═══ Extrait

Un Israélien s’immole par le feu pour protester contre la crise sociale

Les médecins ont annoncé que Moshé Silman, 57 ans, se trouvait mardi dans le coma et dans un état critique, après s’être immolé par le feu trois jours plus tôt durant une protestation à Tel Aviv contre la détérioration des conditions de vie en Israël.

Silman, qui possédait une entreprise de transport florissante jusqu’au jour où il fut ruiné à cause de dettes et de problèmes de santé, a régulièrement participé au mouvement de protestation qui avait commencé l’année dernière contre l’augmentation du coût de la vie et les coupes dans les programmes sociaux et les prestations sociales. Il avait fait partie d’une foule de plusieurs milliers de personnes qui s’était rassemblée samedi pour marquer le premier anniversaire de ces protestations.

Alors que les intervenants s’adressaient au groupe, Silman commença à s’asperger d’essence puis à y mettre le feu. D’autres manifestants s’étaient pressés autour de lui en essayant d’éteindre le feu avec leurs chemises et des bouteilles d’eau mais il a subi des brûlures de 90 pour cent du corps.

══════
═══ Entrées de données

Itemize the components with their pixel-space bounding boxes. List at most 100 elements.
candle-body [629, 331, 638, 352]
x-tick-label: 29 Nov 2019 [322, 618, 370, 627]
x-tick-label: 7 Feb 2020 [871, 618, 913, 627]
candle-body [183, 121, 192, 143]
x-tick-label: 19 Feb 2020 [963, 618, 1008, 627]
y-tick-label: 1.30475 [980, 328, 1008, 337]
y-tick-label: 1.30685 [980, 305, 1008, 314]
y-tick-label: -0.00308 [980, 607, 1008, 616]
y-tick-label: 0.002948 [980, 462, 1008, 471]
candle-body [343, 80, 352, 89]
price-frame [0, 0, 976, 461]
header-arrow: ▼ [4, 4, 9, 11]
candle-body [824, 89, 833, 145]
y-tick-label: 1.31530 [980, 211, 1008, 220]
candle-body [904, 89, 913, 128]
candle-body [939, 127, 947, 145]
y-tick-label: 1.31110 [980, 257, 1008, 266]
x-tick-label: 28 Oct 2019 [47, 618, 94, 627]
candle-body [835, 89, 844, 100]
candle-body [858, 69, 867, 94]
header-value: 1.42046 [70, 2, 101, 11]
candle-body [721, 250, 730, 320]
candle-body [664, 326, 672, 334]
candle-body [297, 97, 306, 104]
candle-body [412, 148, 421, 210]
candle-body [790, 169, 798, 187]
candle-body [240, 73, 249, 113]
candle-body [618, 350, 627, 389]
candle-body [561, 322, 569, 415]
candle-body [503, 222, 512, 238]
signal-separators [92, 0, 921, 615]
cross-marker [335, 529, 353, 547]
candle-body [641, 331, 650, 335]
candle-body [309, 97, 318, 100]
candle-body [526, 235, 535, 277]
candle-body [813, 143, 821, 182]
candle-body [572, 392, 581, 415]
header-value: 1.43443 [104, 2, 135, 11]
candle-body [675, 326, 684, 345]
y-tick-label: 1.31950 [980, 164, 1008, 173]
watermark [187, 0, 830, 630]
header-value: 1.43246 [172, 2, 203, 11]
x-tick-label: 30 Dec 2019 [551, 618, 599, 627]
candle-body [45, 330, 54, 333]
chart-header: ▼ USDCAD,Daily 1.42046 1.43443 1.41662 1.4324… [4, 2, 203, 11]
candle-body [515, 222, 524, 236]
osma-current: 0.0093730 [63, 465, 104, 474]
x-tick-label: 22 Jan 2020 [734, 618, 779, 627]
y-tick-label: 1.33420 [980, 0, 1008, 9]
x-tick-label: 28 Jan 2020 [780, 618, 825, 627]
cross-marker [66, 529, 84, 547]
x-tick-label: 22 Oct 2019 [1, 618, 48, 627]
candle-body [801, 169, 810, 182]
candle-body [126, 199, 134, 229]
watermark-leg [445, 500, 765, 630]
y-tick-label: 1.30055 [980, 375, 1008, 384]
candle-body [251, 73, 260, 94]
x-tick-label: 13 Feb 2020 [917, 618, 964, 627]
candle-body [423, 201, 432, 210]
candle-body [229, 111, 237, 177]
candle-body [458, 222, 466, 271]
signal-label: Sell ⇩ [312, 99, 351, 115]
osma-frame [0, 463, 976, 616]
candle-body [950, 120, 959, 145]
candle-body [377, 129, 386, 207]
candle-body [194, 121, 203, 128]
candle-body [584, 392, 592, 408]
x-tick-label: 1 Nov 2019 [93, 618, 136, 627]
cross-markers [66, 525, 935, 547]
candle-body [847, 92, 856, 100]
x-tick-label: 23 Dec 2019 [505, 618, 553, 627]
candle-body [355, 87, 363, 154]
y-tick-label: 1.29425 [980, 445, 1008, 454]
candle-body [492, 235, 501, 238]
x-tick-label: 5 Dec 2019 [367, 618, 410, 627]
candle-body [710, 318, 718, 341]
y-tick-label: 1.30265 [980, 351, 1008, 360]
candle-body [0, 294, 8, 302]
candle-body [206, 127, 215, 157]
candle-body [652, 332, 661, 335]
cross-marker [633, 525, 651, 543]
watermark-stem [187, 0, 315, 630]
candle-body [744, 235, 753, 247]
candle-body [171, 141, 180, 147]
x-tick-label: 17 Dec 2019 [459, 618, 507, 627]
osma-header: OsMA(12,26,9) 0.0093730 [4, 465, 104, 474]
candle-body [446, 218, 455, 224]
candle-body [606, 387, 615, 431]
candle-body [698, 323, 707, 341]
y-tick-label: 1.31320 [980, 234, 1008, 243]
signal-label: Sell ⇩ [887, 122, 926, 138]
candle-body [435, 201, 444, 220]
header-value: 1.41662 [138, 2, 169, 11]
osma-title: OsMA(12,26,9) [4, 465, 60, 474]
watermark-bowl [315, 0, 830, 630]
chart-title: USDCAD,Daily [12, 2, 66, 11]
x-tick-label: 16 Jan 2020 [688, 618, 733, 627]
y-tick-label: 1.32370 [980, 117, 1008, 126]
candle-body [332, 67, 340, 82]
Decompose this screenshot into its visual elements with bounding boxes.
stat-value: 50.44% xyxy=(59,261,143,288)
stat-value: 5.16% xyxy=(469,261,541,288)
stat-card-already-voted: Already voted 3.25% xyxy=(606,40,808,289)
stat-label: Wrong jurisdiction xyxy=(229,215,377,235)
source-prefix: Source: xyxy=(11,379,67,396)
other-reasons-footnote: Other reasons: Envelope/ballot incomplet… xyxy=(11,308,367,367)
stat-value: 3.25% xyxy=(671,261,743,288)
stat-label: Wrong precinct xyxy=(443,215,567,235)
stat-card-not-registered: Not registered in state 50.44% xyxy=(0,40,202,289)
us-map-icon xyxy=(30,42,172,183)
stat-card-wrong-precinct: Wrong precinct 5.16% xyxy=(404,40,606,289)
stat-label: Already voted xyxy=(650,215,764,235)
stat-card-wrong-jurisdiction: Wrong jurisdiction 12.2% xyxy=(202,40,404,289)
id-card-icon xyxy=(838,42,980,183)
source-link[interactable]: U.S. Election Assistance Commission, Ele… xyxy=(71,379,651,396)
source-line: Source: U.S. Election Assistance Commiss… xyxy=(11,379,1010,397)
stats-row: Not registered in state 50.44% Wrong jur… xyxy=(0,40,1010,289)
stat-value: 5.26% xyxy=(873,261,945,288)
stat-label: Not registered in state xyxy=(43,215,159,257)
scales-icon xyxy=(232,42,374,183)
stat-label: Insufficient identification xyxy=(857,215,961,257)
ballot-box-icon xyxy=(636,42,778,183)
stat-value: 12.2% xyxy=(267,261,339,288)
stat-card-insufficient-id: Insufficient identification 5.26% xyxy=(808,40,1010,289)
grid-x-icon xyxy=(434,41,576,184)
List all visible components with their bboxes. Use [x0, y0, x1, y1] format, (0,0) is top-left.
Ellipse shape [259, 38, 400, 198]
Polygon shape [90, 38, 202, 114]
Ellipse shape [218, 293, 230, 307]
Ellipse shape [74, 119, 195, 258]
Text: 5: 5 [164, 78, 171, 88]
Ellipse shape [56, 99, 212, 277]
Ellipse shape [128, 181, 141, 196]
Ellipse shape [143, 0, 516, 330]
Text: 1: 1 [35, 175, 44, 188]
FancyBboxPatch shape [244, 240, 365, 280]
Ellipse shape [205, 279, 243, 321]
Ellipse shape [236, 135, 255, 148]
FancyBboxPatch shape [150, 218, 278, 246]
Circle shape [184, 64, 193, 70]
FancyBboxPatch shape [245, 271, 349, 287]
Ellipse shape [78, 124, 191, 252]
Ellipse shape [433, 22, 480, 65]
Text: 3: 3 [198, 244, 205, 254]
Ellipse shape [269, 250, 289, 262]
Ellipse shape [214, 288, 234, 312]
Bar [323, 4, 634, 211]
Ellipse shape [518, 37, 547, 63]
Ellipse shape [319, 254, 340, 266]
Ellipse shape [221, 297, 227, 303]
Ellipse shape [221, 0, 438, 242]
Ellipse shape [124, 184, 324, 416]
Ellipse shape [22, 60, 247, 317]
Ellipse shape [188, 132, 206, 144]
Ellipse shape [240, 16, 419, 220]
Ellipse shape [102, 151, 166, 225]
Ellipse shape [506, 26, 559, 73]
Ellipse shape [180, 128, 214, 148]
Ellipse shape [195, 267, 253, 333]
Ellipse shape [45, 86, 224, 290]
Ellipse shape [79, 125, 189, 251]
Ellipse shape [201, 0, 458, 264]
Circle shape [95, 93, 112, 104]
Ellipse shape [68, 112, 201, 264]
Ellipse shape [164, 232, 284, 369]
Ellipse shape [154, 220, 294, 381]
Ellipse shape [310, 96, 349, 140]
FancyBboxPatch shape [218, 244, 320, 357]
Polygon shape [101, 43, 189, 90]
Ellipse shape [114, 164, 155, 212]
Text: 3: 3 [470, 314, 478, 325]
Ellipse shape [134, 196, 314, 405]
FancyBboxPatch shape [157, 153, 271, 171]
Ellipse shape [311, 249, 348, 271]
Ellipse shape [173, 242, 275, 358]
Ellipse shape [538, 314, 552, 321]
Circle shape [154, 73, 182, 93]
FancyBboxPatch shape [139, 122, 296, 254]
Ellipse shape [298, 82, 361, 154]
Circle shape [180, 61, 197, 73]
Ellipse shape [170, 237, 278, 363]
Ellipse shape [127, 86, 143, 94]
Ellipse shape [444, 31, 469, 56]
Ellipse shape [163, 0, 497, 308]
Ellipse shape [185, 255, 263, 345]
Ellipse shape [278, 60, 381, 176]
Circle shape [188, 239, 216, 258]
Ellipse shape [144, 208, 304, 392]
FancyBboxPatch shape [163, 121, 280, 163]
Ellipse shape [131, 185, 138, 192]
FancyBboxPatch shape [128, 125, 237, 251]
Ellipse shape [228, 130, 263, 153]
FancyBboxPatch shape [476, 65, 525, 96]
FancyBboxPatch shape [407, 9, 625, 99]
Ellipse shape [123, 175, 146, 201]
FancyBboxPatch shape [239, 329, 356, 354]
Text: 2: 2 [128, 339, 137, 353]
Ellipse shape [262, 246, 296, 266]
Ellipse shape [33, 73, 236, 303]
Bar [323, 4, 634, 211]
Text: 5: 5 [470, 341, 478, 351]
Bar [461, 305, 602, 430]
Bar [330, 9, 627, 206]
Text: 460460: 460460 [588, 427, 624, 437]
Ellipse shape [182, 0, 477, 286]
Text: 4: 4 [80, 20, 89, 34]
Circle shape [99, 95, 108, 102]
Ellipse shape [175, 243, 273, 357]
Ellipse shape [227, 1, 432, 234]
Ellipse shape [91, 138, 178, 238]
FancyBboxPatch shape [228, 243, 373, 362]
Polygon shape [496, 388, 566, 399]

══════

Consigne -
Répondez aux questions suivantes à partir de l'extrait sur l'immolation à Tel Aviv :
1. Quel âge a Moshé Silman ?
2. Quel type d'entreprise possédait-il avant d'être ruiné ?
3. Que marquait le rassemblement du samedi ?

Réponse rédigée -
1. Il a 57 ans.
2. Il possédait une entreprise de transport.
3. Il marquait le premier anniversaire du mouvement de protestation.